::: GIVEN INFORMATION
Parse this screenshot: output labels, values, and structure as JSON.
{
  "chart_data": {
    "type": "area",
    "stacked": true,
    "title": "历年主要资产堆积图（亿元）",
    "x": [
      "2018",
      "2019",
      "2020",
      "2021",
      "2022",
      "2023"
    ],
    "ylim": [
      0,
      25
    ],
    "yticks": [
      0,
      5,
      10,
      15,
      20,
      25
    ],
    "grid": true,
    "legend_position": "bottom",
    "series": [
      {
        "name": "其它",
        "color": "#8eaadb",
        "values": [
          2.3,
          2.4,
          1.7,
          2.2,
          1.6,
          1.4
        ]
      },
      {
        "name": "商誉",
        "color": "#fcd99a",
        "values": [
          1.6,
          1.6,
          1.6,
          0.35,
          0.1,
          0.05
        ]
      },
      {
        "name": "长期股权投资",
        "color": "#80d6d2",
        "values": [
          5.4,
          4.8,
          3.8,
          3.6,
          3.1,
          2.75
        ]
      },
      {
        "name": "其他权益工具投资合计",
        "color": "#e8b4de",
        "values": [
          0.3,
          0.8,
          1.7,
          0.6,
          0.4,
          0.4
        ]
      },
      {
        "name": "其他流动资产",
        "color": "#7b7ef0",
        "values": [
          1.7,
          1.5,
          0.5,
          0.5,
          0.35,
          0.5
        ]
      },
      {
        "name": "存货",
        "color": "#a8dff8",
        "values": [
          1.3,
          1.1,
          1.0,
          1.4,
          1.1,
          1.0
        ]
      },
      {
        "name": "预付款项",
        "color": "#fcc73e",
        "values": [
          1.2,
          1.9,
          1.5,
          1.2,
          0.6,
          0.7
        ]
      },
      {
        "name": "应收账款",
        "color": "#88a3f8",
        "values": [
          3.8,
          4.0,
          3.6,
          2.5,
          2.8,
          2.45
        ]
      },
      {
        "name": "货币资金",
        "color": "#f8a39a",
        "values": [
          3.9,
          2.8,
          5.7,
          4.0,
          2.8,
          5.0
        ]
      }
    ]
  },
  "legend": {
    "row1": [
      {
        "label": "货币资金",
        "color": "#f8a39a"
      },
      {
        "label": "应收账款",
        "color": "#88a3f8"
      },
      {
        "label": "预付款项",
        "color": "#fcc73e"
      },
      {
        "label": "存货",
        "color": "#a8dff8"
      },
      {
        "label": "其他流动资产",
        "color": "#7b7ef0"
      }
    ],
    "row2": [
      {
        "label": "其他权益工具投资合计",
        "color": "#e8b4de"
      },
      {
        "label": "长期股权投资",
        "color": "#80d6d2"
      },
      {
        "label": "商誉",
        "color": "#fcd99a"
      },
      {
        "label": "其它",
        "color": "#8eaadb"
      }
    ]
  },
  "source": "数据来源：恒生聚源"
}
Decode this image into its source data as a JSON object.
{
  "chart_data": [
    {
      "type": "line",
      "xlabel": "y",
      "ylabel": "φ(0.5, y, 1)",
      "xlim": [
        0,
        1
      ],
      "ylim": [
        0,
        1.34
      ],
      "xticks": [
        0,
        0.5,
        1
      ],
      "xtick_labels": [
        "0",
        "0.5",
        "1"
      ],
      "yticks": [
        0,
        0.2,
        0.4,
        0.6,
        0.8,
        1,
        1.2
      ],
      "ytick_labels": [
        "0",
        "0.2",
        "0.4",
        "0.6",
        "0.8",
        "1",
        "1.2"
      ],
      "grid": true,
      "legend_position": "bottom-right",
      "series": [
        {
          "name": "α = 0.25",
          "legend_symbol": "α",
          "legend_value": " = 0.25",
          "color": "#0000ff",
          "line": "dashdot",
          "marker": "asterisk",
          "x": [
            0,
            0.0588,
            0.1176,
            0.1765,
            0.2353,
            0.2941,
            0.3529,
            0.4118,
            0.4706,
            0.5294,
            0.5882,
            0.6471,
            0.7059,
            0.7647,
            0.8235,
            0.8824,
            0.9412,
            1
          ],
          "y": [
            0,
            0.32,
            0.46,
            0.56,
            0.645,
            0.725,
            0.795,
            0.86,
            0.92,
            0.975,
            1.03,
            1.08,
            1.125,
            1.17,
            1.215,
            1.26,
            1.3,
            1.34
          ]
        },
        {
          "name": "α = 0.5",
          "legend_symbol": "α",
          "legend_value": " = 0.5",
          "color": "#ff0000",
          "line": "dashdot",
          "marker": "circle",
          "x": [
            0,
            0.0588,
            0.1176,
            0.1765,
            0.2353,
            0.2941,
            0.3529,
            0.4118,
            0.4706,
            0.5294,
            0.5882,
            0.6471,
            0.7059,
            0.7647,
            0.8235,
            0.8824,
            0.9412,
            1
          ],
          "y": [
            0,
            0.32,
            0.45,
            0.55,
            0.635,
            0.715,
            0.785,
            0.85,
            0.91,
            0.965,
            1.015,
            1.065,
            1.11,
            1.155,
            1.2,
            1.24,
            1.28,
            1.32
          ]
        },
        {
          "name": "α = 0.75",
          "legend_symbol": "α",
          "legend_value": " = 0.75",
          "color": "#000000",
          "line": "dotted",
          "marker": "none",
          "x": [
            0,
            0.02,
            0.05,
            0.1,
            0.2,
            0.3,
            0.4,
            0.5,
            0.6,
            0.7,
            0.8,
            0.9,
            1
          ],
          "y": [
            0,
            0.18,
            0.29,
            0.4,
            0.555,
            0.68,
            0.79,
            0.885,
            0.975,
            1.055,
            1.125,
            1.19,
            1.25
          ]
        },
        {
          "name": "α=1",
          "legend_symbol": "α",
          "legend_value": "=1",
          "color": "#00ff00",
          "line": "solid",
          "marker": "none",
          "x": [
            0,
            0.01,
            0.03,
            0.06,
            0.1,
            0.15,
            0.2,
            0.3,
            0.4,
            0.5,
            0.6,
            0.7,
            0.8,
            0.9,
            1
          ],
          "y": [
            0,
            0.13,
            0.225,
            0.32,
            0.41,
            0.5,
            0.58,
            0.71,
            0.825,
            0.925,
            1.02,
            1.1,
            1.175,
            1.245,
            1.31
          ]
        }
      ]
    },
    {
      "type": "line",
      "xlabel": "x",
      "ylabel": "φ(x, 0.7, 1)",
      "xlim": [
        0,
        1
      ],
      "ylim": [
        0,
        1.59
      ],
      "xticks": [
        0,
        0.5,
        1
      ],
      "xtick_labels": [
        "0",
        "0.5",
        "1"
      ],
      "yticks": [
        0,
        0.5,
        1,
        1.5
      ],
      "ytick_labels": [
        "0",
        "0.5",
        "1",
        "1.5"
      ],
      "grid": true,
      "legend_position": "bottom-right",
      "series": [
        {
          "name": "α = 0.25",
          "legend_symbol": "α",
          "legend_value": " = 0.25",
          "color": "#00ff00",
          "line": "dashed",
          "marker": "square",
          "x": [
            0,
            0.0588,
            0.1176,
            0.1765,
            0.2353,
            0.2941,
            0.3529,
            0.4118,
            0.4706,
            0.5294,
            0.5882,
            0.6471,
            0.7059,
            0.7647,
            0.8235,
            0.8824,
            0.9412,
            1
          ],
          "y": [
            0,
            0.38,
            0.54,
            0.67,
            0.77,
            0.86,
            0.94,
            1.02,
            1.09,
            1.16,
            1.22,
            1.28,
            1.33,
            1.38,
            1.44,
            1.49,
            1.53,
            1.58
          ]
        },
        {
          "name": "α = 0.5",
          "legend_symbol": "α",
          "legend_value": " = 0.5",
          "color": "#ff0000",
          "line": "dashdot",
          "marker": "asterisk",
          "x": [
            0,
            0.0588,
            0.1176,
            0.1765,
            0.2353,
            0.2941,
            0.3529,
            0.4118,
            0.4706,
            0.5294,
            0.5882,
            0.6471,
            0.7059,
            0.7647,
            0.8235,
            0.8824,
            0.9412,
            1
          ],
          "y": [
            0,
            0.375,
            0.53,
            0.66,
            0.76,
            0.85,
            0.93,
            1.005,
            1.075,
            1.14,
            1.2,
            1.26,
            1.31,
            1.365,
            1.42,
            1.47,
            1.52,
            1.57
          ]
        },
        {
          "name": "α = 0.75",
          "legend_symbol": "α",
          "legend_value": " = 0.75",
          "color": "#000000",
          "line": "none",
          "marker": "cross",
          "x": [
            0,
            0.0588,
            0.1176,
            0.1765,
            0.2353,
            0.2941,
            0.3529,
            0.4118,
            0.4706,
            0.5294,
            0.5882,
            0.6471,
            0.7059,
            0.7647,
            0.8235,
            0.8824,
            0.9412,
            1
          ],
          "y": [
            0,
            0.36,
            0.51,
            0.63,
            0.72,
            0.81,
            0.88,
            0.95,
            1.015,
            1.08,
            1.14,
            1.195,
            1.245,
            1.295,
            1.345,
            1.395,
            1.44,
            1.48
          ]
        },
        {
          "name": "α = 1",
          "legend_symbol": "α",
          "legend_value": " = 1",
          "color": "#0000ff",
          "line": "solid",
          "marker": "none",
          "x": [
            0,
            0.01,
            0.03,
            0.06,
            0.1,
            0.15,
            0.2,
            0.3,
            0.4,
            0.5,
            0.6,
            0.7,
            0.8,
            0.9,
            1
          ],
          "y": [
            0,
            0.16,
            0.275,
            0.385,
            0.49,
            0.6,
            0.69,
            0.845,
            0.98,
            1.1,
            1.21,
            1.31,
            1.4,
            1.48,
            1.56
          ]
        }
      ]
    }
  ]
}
::::::
WHAT YOU HAVE TO DO:
From the listing above, return each line with the word "this".

THE ANSWER:
Parse this screenshot: output labels, values, and structure as JSON.
Decode this image into its source data as a JSON object.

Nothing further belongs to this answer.